> [YOUR TASK] Copy every entry word for word, but skip the pictures.

═══ RECORDS SHOWN

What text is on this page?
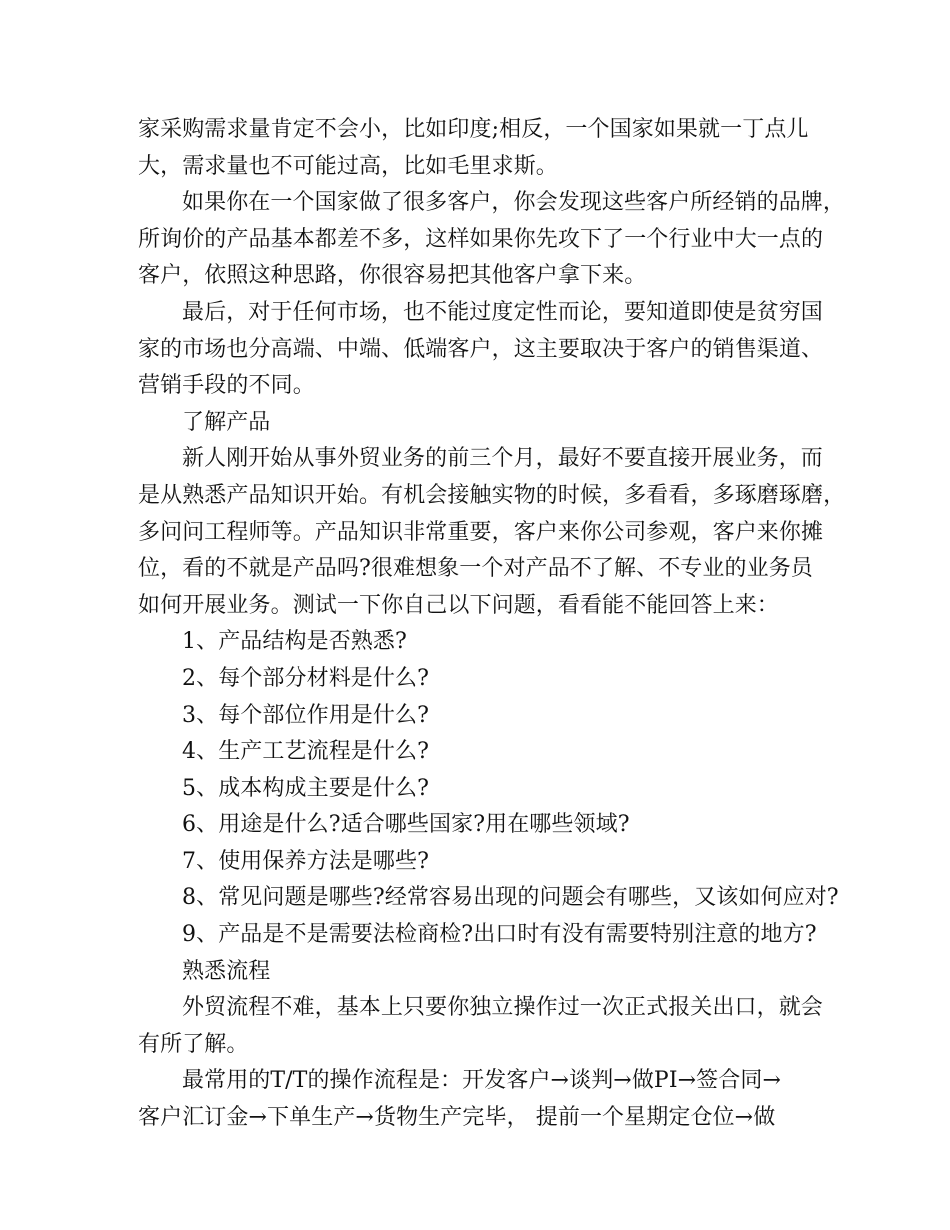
家采购需求量肯定不会小，比如印度;相反，一个国家如果就一丁点儿
大，需求量也不可能过高，比如毛里求斯。
如果你在一个国家做了很多客户，你会发现这些客户所经销的品牌，
所询价的产品基本都差不多，这样如果你先攻下了一个行业中大一点的
客户，依照这种思路，你很容易把其他客户拿下来。
最后，对于任何市场，也不能过度定性而论，要知道即使是贫穷国
家的市场也分高端、中端、低端客户，这主要取决于客户的销售渠道、
营销手段的不同。
了解产品
新人刚开始从事外贸业务的前三个月，最好不要直接开展业务，而
是从熟悉产品知识开始。有机会接触实物的时候，多看看，多琢磨琢磨，
多问问工程师等。产品知识非常重要，客户来你公司参观，客户来你摊
位，看的不就是产品吗?很难想象一个对产品不了解、不专业的业务员
如何开展业务。测试一下你自己以下问题，看看能不能回答上来：
1、产品结构是否熟悉?
2、每个部分材料是什么?
3、每个部位作用是什么?
4、生产工艺流程是什么?
5、成本构成主要是什么?
6、用途是什么?适合哪些国家?用在哪些领域?
7、使用保养方法是哪些?
8、常见问题是哪些?经常容易出现的问题会有哪些，又该如何应对?
9、产品是不是需要法检商检?出口时有没有需要特别注意的地方?
熟悉流程
外贸流程不难，基本上只要你独立操作过一次正式报关出口，就会
有所了解。
最常用的T/T的操作流程是：开发客户→谈判→做PI→签合同→
客户汇订金→下单生产→货物生产完毕， 提前一个星期定仓位→做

══════

> [ANSWER TO THE PROBLEM]
What text is on this page?
家采购需求量肯定不会小，比如印度;相反，一个国家如果就一丁点儿
大，需求量也不可能过高，比如毛里求斯。
如果你在一个国家做了很多客户，你会发现这些客户所经销的品牌，
所询价的产品基本都差不多，这样如果你先攻下了一个行业中大一点的
客户，依照这种思路，你很容易把其他客户拿下来。
最后，对于任何市场，也不能过度定性而论，要知道即使是贫穷国
家的市场也分高端、中端、低端客户，这主要取决于客户的销售渠道、
营销手段的不同。
了解产品
新人刚开始从事外贸业务的前三个月，最好不要直接开展业务，而
是从熟悉产品知识开始。有机会接触实物的时候，多看看，多琢磨琢磨，
多问问工程师等。产品知识非常重要，客户来你公司参观，客户来你摊
位，看的不就是产品吗?很难想象一个对产品不了解、不专业的业务员
如何开展业务。测试一下你自己以下问题，看看能不能回答上来：
1、产品结构是否熟悉?
2、每个部分材料是什么?
3、每个部位作用是什么?
4、生产工艺流程是什么?
5、成本构成主要是什么?
6、用途是什么?适合哪些国家?用在哪些领域?
7、使用保养方法是哪些?
8、常见问题是哪些?经常容易出现的问题会有哪些，又该如何应对?
9、产品是不是需要法检商检?出口时有没有需要特别注意的地方?
熟悉流程
外贸流程不难，基本上只要你独立操作过一次正式报关出口，就会
有所了解。
最常用的T/T的操作流程是：开发客户→谈判→做PI→签合同→
客户汇订金→下单生产→货物生产完毕， 提前一个星期定仓位→做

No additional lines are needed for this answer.